_Aim_. Isolate every line in the records below with "윤석열을" in it.

_Source material_.
_____

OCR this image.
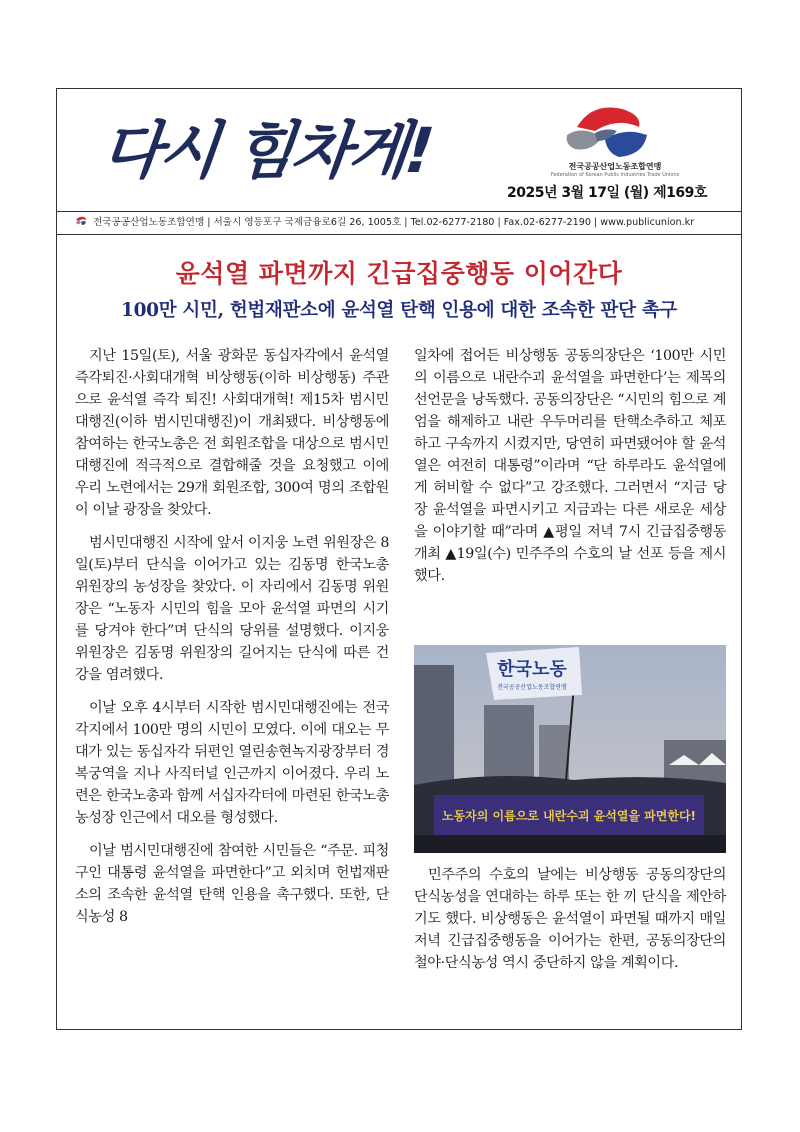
다시 힘차게!	전국공공산업노동조합연맹
Federation of Korean Public Industries Trade Unions
2025년 3월 17일 (월) 제169호
전국공공산업노동조합연맹 | 서울시 영등포구 국제금융로6길 26, 1005호 | Tel.02-6277-2180 | Fax.02-6277-2190 | www.publicunion.kr
윤석열 파면까지 긴급집중행동 이어간다
100만 시민, 헌법재판소에 윤석열 탄핵 인용에 대한 조속한 판단 촉구

지난 15일(토), 서울 광화문 동십자각에서 윤석열즉각퇴진·사회대개혁 비상행동(이하 비상행동) 주관으로 윤석열 즉각 퇴진! 사회대개혁! 제15차 범시민대행진(이하 범시민대행진)이 개최됐다. 비상행동에 참여하는 한국노총은 전 회원조합을 대상으로 범시민대행진에 적극적으로 결합해줄 것을 요청했고 이에 우리 노련에서는 29개 회원조합, 300여 명의 조합원이 이날 광장을 찾았다.

범시민대행진 시작에 앞서 이지웅 노련 위원장은 8일(토)부터 단식을 이어가고 있는 김동명 한국노총 위원장의 농성장을 찾았다. 이 자리에서 김동명 위원장은 “노동자 시민의 힘을 모아 윤석열 파면의 시기를 당겨야 한다”며 단식의 당위를 설명했다. 이지웅 위원장은 김동명 위원장의 길어지는 단식에 따른 건강을 염려했다.

이날 오후 4시부터 시작한 범시민대행진에는 전국 각지에서 100만 명의 시민이 모였다. 이에 대오는 무대가 있는 동십자각 뒤편인 열린송현녹지광장부터 경복궁역을 지나 사직터널 인근까지 이어졌다. 우리 노련은 한국노총과 함께 서십자각터에 마련된 한국노총 농성장 인근에서 대오를 형성했다.

이날 범시민대행진에 참여한 시민들은 “주문. 피청구인 대통령 윤석열을 파면한다”고 외치며 헌법재판소의 조속한 윤석열 탄핵 인용을 촉구했다. 또한, 단식농성 8

일차에 접어든 비상행동 공동의장단은 ‘100만 시민의 이름으로 내란수괴 윤석열을 파면한다’는 제목의 선언문을 낭독했다. 공동의장단은 “시민의 힘으로 계엄을 해제하고 내란 우두머리를 탄핵소추하고 체포하고 구속까지 시켰지만, 당연히 파면됐어야 할 윤석열은 여전히 대통령”이라며 “단 하루라도 윤석열에게 허비할 수 없다”고 강조했다. 그러면서 “지금 당장 윤석열을 파면시키고 지금과는 다른 새로운 세상을 이야기할 때”라며 ▲평일 저녁 7시 긴급집중행동 개최 ▲19일(수) 민주주의 수호의 날 선포 등을 제시했다.

한국노동
전국공공산업노동조합연맹
노동자의 이름으로 내란수괴 윤석열을 파면한다!

민주주의 수호의 날에는 비상행동 공동의장단의 단식농성을 연대하는 하루 또는 한 끼 단식을 제안하기도 했다. 비상행동은 윤석열이 파면될 때까지 매일 저녁 긴급집중행동을 이어가는 한편, 공동의장단의 철야·단식농성 역시 중단하지 않을 계획이다.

_____

_Complete output_.
이날 범시민대행진에 참여한 시민들은 “주문. 피청구인 대통령 윤석열을 파면한다”고 외치며 헌법재판소의 조속한 윤석열 탄핵 인용을 촉구했다. 또한, 단식농성 8
일차에 접어든 비상행동 공동의장단은 ‘100만 시민의 이름으로 내란수괴 윤석열을 파면한다’는 제목의 선언문을 낭독했다. 공동의장단은 “시민의 힘으로 계엄을 해제하고 내란 우두머리를 탄핵소추하고 체포하고 구속까지 시켰지만, 당연히 파면됐어야 할 윤석열은 여전히 대통령”이라며 “단 하루라도 윤석열에게 허비할 수 없다”고 강조했다. 그러면서 “지금 당장 윤석열을 파면시키고 지금과는 다른 새로운 세상을 이야기할 때”라며 ▲평일 저녁 7시 긴급집중행동 개최 ▲19일(수) 민주주의 수호의 날 선포 등을 제시했다.
노동자의 이름으로 내란수괴 윤석열을 파면한다!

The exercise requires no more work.